Start of MATERIAL TO PROCESS
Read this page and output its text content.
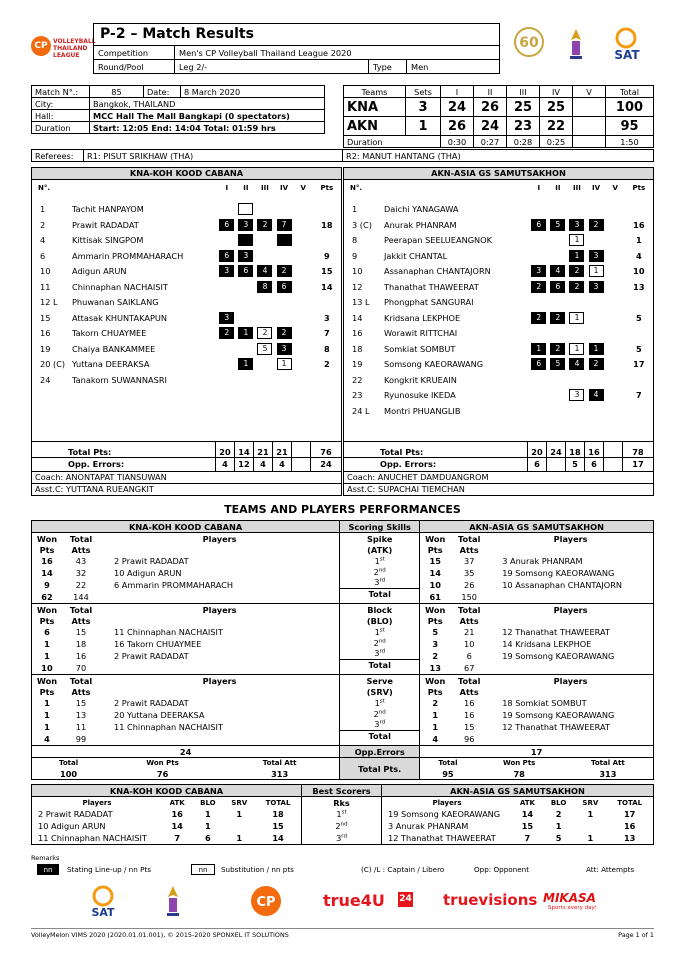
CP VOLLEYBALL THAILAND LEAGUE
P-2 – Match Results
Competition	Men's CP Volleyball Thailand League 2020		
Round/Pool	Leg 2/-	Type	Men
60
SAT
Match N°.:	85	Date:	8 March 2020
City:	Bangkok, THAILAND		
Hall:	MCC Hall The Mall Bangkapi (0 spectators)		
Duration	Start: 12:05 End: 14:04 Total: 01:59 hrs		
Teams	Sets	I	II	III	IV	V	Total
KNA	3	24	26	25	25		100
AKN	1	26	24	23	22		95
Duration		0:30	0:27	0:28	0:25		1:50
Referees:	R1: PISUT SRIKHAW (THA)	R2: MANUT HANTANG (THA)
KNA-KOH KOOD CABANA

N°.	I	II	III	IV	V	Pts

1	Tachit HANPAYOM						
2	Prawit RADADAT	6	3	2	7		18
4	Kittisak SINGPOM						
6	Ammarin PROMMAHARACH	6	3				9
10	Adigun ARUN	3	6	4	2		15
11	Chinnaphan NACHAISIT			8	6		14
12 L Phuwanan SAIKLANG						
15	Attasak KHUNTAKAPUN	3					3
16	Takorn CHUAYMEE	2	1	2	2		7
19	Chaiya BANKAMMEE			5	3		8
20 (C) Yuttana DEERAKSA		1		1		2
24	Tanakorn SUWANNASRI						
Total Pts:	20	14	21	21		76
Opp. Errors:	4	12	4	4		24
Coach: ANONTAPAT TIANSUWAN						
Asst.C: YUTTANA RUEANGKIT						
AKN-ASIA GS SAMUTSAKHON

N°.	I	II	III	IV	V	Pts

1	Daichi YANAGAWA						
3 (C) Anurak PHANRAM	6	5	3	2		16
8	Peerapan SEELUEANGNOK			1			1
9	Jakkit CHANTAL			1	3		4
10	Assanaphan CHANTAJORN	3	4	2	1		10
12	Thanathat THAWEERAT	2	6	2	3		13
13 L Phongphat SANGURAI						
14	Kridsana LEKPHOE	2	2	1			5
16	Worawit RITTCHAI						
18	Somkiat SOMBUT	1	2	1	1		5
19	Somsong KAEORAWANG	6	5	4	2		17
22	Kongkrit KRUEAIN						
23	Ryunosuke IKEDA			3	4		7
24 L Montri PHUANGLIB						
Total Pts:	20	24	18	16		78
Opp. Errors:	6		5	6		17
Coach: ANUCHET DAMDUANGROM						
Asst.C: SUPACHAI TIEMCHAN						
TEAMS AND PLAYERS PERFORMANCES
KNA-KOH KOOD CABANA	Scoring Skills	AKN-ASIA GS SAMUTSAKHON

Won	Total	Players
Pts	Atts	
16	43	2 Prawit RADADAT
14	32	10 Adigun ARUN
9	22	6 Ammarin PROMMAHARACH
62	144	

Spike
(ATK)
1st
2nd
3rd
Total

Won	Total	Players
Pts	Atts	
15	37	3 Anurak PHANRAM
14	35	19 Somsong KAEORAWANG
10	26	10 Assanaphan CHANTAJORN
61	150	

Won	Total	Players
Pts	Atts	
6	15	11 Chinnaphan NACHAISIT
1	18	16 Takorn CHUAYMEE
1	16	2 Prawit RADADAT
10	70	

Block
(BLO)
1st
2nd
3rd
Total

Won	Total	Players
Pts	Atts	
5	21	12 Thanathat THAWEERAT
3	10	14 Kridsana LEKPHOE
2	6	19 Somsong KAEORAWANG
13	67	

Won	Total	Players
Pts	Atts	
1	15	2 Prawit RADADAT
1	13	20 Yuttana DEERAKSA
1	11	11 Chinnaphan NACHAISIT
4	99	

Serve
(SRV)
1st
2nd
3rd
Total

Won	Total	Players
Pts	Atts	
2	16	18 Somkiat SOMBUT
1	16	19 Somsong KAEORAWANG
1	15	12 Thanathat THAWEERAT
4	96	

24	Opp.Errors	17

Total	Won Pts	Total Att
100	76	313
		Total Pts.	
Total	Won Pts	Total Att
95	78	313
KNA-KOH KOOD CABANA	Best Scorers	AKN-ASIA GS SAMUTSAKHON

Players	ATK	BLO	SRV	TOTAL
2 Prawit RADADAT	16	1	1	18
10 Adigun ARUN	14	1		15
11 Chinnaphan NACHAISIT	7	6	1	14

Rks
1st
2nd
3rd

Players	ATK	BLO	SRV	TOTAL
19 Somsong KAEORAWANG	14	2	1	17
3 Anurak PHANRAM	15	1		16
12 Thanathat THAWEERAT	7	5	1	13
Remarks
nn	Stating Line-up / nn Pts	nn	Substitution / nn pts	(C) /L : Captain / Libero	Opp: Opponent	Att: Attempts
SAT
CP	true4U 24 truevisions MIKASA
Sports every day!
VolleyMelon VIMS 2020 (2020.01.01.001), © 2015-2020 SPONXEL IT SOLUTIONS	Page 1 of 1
End of MATERIAL TO PROCESS
YOUR TASK –
Above are lines of data; state how many of them contain the word "Chinnaphan", with no other output.

TASK SOLUTION –
4